(Dataset rows about figures)
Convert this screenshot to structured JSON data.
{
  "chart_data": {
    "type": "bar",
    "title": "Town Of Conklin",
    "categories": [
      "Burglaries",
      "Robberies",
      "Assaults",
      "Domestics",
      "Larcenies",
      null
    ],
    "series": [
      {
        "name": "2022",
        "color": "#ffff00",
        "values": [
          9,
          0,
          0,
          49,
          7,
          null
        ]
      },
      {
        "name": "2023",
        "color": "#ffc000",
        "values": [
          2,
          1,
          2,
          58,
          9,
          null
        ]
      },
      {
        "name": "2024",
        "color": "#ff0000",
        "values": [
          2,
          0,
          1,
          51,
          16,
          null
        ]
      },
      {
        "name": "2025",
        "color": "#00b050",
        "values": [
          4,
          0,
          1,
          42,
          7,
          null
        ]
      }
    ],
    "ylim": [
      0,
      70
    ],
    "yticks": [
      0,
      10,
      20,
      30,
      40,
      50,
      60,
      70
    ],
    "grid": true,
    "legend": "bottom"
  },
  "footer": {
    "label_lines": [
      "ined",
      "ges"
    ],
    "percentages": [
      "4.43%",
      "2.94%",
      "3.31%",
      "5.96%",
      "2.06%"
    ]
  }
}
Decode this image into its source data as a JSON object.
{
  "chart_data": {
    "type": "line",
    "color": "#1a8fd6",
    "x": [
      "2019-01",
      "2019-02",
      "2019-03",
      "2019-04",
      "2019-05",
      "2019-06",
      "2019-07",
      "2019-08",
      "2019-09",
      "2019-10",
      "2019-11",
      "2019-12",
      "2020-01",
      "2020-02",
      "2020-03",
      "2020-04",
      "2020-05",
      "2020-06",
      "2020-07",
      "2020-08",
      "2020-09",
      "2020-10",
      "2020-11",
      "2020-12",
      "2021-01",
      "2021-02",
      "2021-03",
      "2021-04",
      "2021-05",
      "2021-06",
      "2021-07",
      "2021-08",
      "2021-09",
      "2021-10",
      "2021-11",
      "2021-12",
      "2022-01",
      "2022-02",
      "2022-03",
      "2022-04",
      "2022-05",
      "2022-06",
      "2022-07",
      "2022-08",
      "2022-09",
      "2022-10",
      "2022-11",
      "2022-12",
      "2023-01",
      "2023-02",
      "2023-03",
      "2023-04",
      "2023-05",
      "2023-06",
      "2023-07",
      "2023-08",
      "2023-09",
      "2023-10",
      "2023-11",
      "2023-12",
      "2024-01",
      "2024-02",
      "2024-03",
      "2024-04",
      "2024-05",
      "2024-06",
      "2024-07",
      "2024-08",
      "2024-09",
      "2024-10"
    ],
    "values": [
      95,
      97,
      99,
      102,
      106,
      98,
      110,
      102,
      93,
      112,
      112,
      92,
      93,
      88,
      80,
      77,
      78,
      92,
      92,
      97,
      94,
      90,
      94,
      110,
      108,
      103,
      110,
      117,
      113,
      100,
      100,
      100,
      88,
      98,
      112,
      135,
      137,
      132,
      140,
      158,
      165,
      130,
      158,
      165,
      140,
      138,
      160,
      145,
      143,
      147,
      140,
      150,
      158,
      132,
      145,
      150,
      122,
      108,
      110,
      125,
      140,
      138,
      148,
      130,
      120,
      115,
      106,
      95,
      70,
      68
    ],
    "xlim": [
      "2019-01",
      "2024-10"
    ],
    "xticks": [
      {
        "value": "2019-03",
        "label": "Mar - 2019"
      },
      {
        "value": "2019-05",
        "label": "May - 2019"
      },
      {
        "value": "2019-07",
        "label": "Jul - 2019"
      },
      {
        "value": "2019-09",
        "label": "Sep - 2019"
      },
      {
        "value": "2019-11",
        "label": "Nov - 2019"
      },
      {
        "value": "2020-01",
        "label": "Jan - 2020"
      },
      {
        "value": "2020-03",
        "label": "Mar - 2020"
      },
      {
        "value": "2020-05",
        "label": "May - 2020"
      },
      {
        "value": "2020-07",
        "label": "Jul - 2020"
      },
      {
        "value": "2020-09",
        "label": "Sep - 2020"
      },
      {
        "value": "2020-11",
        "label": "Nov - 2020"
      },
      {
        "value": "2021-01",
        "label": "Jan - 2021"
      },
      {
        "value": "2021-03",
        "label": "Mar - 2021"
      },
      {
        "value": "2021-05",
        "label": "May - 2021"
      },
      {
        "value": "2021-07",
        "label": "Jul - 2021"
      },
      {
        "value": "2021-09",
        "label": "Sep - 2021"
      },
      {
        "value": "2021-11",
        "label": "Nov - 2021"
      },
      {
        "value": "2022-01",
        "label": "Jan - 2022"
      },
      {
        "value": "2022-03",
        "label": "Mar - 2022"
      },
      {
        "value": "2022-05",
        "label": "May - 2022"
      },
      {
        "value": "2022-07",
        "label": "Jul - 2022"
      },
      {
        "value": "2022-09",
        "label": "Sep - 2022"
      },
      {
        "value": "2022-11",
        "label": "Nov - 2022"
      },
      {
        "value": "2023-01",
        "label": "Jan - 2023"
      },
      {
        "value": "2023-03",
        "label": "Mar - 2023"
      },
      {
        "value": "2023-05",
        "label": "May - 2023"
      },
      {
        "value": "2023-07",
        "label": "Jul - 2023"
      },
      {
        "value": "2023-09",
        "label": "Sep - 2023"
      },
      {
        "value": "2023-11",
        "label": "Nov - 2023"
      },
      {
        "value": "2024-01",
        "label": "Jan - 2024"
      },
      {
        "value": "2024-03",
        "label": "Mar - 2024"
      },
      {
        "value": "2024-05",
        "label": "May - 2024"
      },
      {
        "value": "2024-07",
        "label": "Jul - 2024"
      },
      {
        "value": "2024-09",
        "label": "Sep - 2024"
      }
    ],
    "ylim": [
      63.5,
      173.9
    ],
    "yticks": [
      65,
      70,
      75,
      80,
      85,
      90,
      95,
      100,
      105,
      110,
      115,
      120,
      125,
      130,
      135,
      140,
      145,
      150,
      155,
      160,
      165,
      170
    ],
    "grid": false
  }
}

Exercise prompt: Output each record precisely as given.

Written solution:
Convert this screenshot to structured JSON data.
{
  "chart_data": {
    "type": "bar",
    "title": "Town Of Conklin",
    "categories": [
      "Burglaries",
      "Robberies",
      "Assaults",
      "Domestics",
      "Larcenies",
      null
    ],
    "series": [
      {
        "name": "2022",
        "color": "#ffff00",
        "values": [
          9,
          0,
          0,
          49,
          7,
          null
        ]
      },
      {
        "name": "2023",
        "color": "#ffc000",
        "values": [
          2,
          1,
          2,
          58,
          9,
          null
        ]
      },
      {
        "name": "2024",
        "color": "#ff0000",
        "values": [
          2,
          0,
          1,
          51,
          16,
          null
        ]
      },
      {
        "name": "2025",
        "color": "#00b050",
        "values": [
          4,
          0,
          1,
          42,
          7,
          null
        ]
      }
    ],
    "ylim": [
      0,
      70
    ],
    "yticks": [
      0,
      10,
      20,
      30,
      40,
      50,
      60,
      70
    ],
    "grid": true,
    "legend": "bottom"
  },
  "footer": {
    "label_lines": [
      "ined",
      "ges"
    ],
    "percentages": [
      "4.43%",
      "2.94%",
      "3.31%",
      "5.96%",
      "2.06%"
    ]
  }
}
Decode this image into its source data as a JSON object.
{
  "chart_data": {
    "type": "line",
    "color": "#1a8fd6",
    "x": [
      "2019-01",
      "2019-02",
      "2019-03",
      "2019-04",
      "2019-05",
      "2019-06",
      "2019-07",
      "2019-08",
      "2019-09",
      "2019-10",
      "2019-11",
      "2019-12",
      "2020-01",
      "2020-02",
      "2020-03",
      "2020-04",
      "2020-05",
      "2020-06",
      "2020-07",
      "2020-08",
      "2020-09",
      "2020-10",
      "2020-11",
      "2020-12",
      "2021-01",
      "2021-02",
      "2021-03",
      "2021-04",
      "2021-05",
      "2021-06",
      "2021-07",
      "2021-08",
      "2021-09",
      "2021-10",
      "2021-11",
      "2021-12",
      "2022-01",
      "2022-02",
      "2022-03",
      "2022-04",
      "2022-05",
      "2022-06",
      "2022-07",
      "2022-08",
      "2022-09",
      "2022-10",
      "2022-11",
      "2022-12",
      "2023-01",
      "2023-02",
      "2023-03",
      "2023-04",
      "2023-05",
      "2023-06",
      "2023-07",
      "2023-08",
      "2023-09",
      "2023-10",
      "2023-11",
      "2023-12",
      "2024-01",
      "2024-02",
      "2024-03",
      "2024-04",
      "2024-05",
      "2024-06",
      "2024-07",
      "2024-08",
      "2024-09",
      "2024-10"
    ],
    "values": [
      95,
      97,
      99,
      102,
      106,
      98,
      110,
      102,
      93,
      112,
      112,
      92,
      93,
      88,
      80,
      77,
      78,
      92,
      92,
      97,
      94,
      90,
      94,
      110,
      108,
      103,
      110,
      117,
      113,
      100,
      100,
      100,
      88,
      98,
      112,
      135,
      137,
      132,
      140,
      158,
      165,
      130,
      158,
      165,
      140,
      138,
      160,
      145,
      143,
      147,
      140,
      150,
      158,
      132,
      145,
      150,
      122,
      108,
      110,
      125,
      140,
      138,
      148,
      130,
      120,
      115,
      106,
      95,
      70,
      68
    ],
    "xlim": [
      "2019-01",
      "2024-10"
    ],
    "xticks": [
      {
        "value": "2019-03",
        "label": "Mar - 2019"
      },
      {
        "value": "2019-05",
        "label": "May - 2019"
      },
      {
        "value": "2019-07",
        "label": "Jul - 2019"
      },
      {
        "value": "2019-09",
        "label": "Sep - 2019"
      },
      {
        "value": "2019-11",
        "label": "Nov - 2019"
      },
      {
        "value": "2020-01",
        "label": "Jan - 2020"
      },
      {
        "value": "2020-03",
        "label": "Mar - 2020"
      },
      {
        "value": "2020-05",
        "label": "May - 2020"
      },
      {
        "value": "2020-07",
        "label": "Jul - 2020"
      },
      {
        "value": "2020-09",
        "label": "Sep - 2020"
      },
      {
        "value": "2020-11",
        "label": "Nov - 2020"
      },
      {
        "value": "2021-01",
        "label": "Jan - 2021"
      },
      {
        "value": "2021-03",
        "label": "Mar - 2021"
      },
      {
        "value": "2021-05",
        "label": "May - 2021"
      },
      {
        "value": "2021-07",
        "label": "Jul - 2021"
      },
      {
        "value": "2021-09",
        "label": "Sep - 2021"
      },
      {
        "value": "2021-11",
        "label": "Nov - 2021"
      },
      {
        "value": "2022-01",
        "label": "Jan - 2022"
      },
      {
        "value": "2022-03",
        "label": "Mar - 2022"
      },
      {
        "value": "2022-05",
        "label": "May - 2022"
      },
      {
        "value": "2022-07",
        "label": "Jul - 2022"
      },
      {
        "value": "2022-09",
        "label": "Sep - 2022"
      },
      {
        "value": "2022-11",
        "label": "Nov - 2022"
      },
      {
        "value": "2023-01",
        "label": "Jan - 2023"
      },
      {
        "value": "2023-03",
        "label": "Mar - 2023"
      },
      {
        "value": "2023-05",
        "label": "May - 2023"
      },
      {
        "value": "2023-07",
        "label": "Jul - 2023"
      },
      {
        "value": "2023-09",
        "label": "Sep - 2023"
      },
      {
        "value": "2023-11",
        "label": "Nov - 2023"
      },
      {
        "value": "2024-01",
        "label": "Jan - 2024"
      },
      {
        "value": "2024-03",
        "label": "Mar - 2024"
      },
      {
        "value": "2024-05",
        "label": "May - 2024"
      },
      {
        "value": "2024-07",
        "label": "Jul - 2024"
      },
      {
        "value": "2024-09",
        "label": "Sep - 2024"
      }
    ],
    "ylim": [
      63.5,
      173.9
    ],
    "yticks": [
      65,
      70,
      75,
      80,
      85,
      90,
      95,
      100,
      105,
      110,
      115,
      120,
      125,
      130,
      135,
      140,
      145,
      150,
      155,
      160,
      165,
      170
    ],
    "grid": false
  }
}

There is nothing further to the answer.